> _Dataset entries_
--

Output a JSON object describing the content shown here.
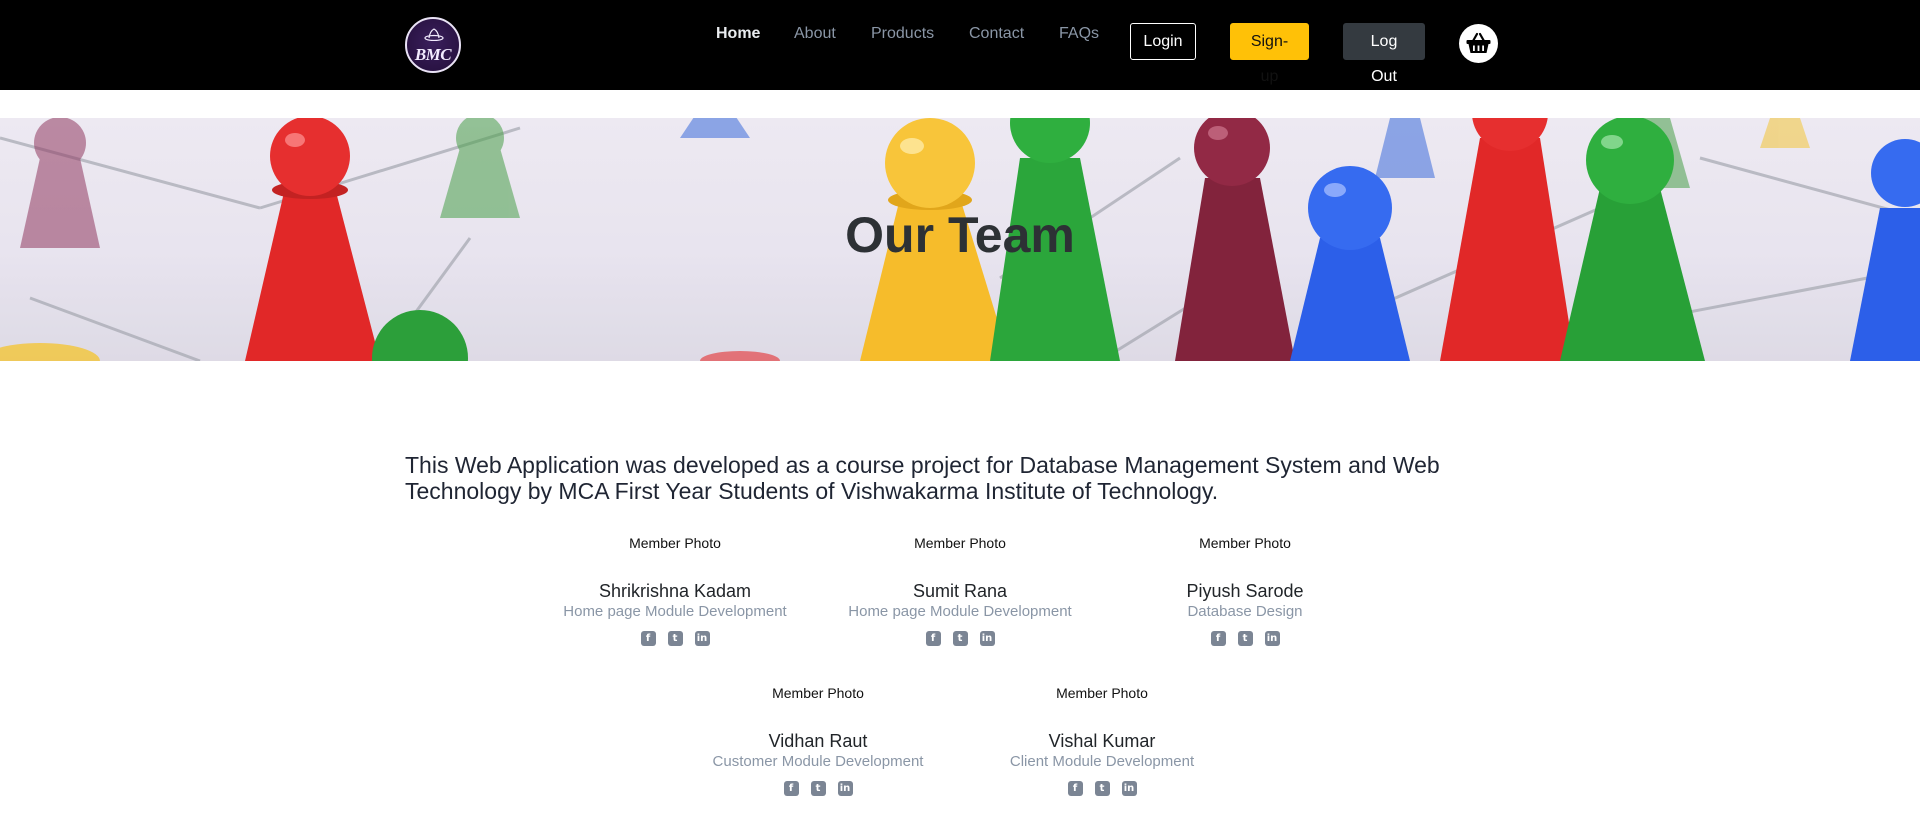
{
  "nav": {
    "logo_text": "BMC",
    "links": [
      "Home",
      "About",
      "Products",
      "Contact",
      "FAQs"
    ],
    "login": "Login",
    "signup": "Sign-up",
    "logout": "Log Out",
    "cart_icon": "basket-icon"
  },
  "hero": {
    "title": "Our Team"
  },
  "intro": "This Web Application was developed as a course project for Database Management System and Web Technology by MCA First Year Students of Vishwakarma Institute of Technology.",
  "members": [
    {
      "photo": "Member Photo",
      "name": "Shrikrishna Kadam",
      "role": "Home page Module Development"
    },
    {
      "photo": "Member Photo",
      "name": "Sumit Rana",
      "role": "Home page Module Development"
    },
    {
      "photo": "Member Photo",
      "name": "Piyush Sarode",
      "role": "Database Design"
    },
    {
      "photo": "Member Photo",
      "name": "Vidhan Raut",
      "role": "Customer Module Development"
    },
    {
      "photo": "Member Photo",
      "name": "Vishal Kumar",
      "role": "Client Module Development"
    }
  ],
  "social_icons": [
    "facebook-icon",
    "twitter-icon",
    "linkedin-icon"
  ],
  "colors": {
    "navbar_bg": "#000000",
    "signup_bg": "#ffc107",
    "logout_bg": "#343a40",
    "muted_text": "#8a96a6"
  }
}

--

Gather each line in the entries above where the string "role" is found.

> _Complete answer_
      "role": "Home page Module Development"
      "role": "Home page Module Development"
      "role": "Database Design"
      "role": "Customer Module Development"
      "role": "Client Module Development"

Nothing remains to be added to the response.